→ **PROBLEM TO SOLVE**
Your task is to repeat the entries underneath exactly, minus the pictures.

→ **Collection entries**

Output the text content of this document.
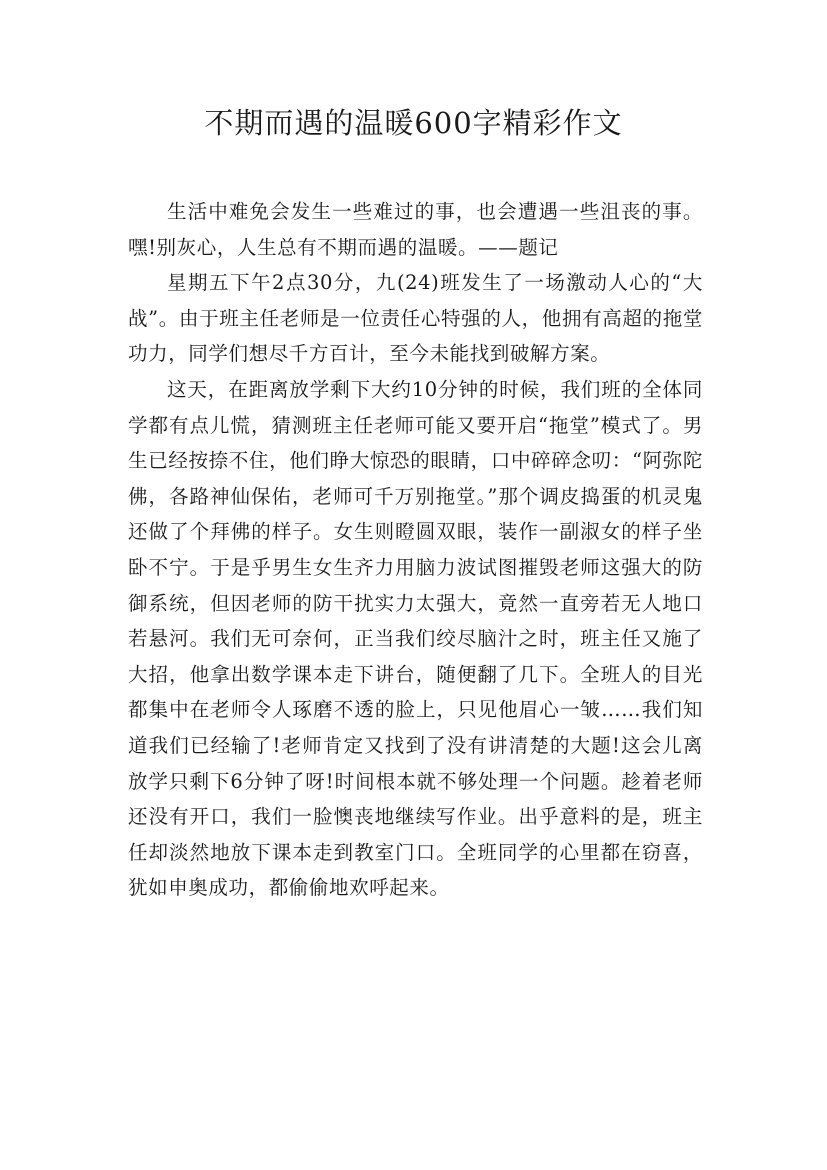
不期而遇的温暖600字精彩作文

生活中难免会发生一些难过的事，也会遭遇一些沮丧的事。嘿!别灰心，人生总有不期而遇的温暖。——题记

星期五下午2点30分，九(24)班发生了一场激动人心的“大战”。由于班主任老师是一位责任心特强的人，他拥有高超的拖堂功力，同学们想尽千方百计，至今未能找到破解方案。

这天，在距离放学剩下大约10分钟的时候，我们班的全体同学都有点儿慌，猜测班主任老师可能又要开启“拖堂”模式了。男生已经按捺不住，他们睁大惊恐的眼睛，口中碎碎念叨：“阿弥陀佛，各路神仙保佑，老师可千万别拖堂。”那个调皮捣蛋的机灵鬼还做了个拜佛的样子。女生则瞪圆双眼，装作一副淑女的样子坐卧不宁。于是乎男生女生齐力用脑力波试图摧毁老师这强大的防御系统，但因老师的防干扰实力太强大，竟然一直旁若无人地口若悬河。我们无可奈何，正当我们绞尽脑汁之时，班主任又施了大招，他拿出数学课本走下讲台，随便翻了几下。全班人的目光都集中在老师令人琢磨不透的脸上，只见他眉心一皱……我们知道我们已经输了!老师肯定又找到了没有讲清楚的大题!这会儿离放学只剩下6分钟了呀!时间根本就不够处理一个问题。趁着老师还没有开口，我们一脸懊丧地继续写作业。出乎意料的是，班主任却淡然地放下课本走到教室门口。全班同学的心里都在窃喜，犹如申奥成功，都偷偷地欢呼起来。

→ **COMPLETE ANSWER**
Output the text content of this document.
不期而遇的温暖600字精彩作文

生活中难免会发生一些难过的事，也会遭遇一些沮丧的事。嘿!别灰心，人生总有不期而遇的温暖。——题记

星期五下午2点30分，九(24)班发生了一场激动人心的“大战”。由于班主任老师是一位责任心特强的人，他拥有高超的拖堂功力，同学们想尽千方百计，至今未能找到破解方案。

这天，在距离放学剩下大约10分钟的时候，我们班的全体同学都有点儿慌，猜测班主任老师可能又要开启“拖堂”模式了。男生已经按捺不住，他们睁大惊恐的眼睛，口中碎碎念叨：“阿弥陀佛，各路神仙保佑，老师可千万别拖堂。”那个调皮捣蛋的机灵鬼还做了个拜佛的样子。女生则瞪圆双眼，装作一副淑女的样子坐卧不宁。于是乎男生女生齐力用脑力波试图摧毁老师这强大的防御系统，但因老师的防干扰实力太强大，竟然一直旁若无人地口若悬河。我们无可奈何，正当我们绞尽脑汁之时，班主任又施了大招，他拿出数学课本走下讲台，随便翻了几下。全班人的目光都集中在老师令人琢磨不透的脸上，只见他眉心一皱……我们知道我们已经输了!老师肯定又找到了没有讲清楚的大题!这会儿离放学只剩下6分钟了呀!时间根本就不够处理一个问题。趁着老师还没有开口，我们一脸懊丧地继续写作业。出乎意料的是，班主任却淡然地放下课本走到教室门口。全班同学的心里都在窃喜，犹如申奥成功，都偷偷地欢呼起来。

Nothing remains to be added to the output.